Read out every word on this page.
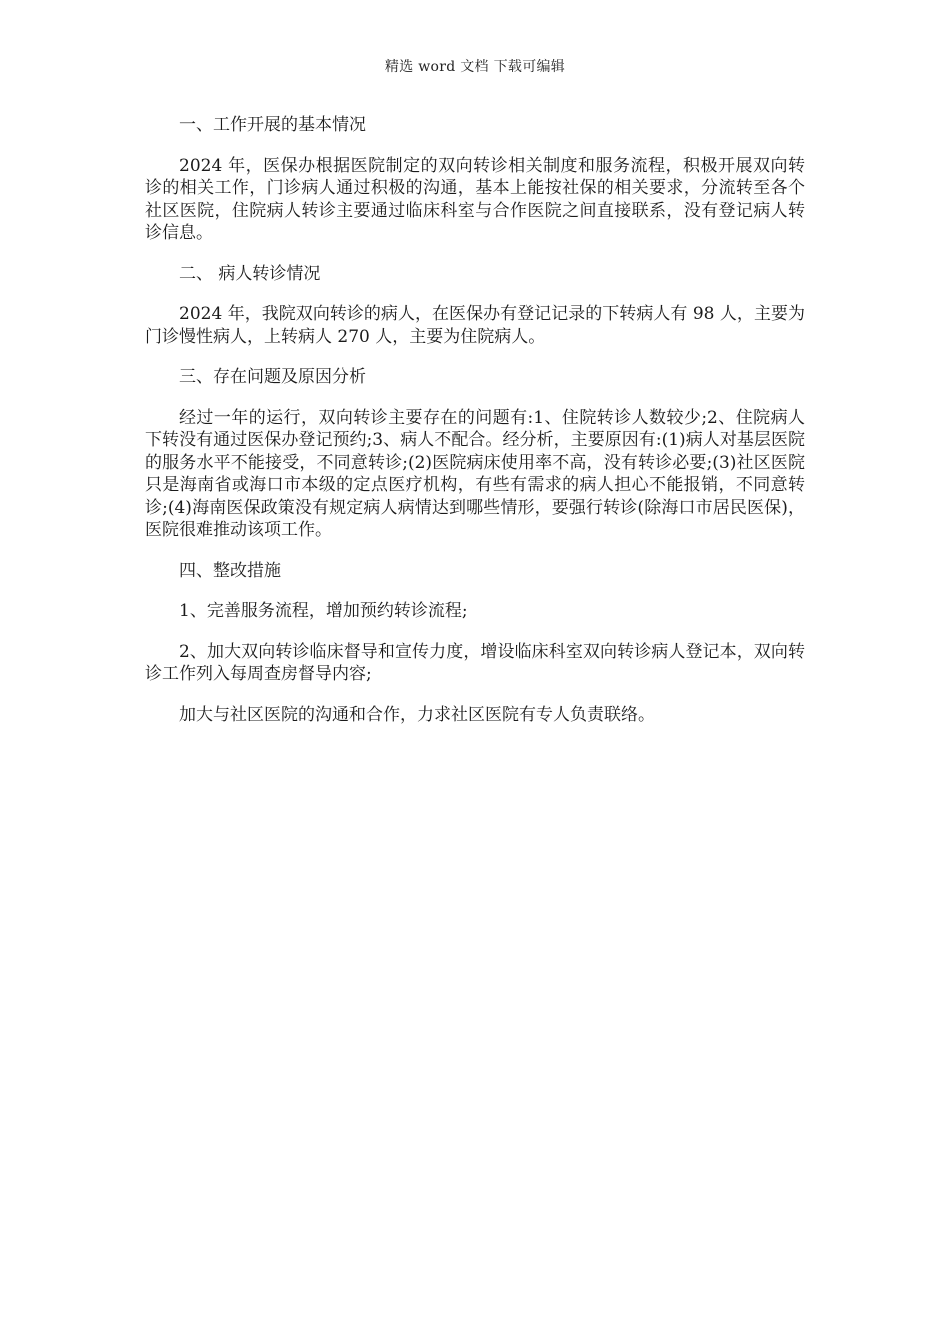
精选 word 文档 下载可编辑

一、工作开展的基本情况

2024 年，医保办根据医院制定的双向转诊相关制度和服务流程，积极开展双向转诊的相关工作，门诊病人通过积极的沟通，基本上能按社保的相关要求，分流转至各个社区医院，住院病人转诊主要通过临床科室与合作医院之间直接联系，没有登记病人转诊信息。

二、 病人转诊情况

2024 年，我院双向转诊的病人，在医保办有登记记录的下转病人有 98 人，主要为门诊慢性病人，上转病人 270 人，主要为住院病人。

三、存在问题及原因分析

经过一年的运行，双向转诊主要存在的问题有:1、住院转诊人数较少;2、住院病人下转没有通过医保办登记预约;3、病人不配合。经分析，主要原因有:(1)病人对基层医院的服务水平不能接受，不同意转诊;(2)医院病床使用率不高，没有转诊必要;(3)社区医院只是海南省或海口市本级的定点医疗机构，有些有需求的病人担心不能报销，不同意转诊;(4)海南医保政策没有规定病人病情达到哪些情形，要强行转诊(除海口市居民医保)，医院很难推动该项工作。

四、整改措施

1、完善服务流程，增加预约转诊流程;

2、加大双向转诊临床督导和宣传力度，增设临床科室双向转诊病人登记本，双向转诊工作列入每周查房督导内容;

加大与社区医院的沟通和合作，力求社区医院有专人负责联络。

Your instructions
Find the string "word" in the records, then copy each line where it occurs.

Response below
Read out every word on this page.
精选 word 文档 下载可编辑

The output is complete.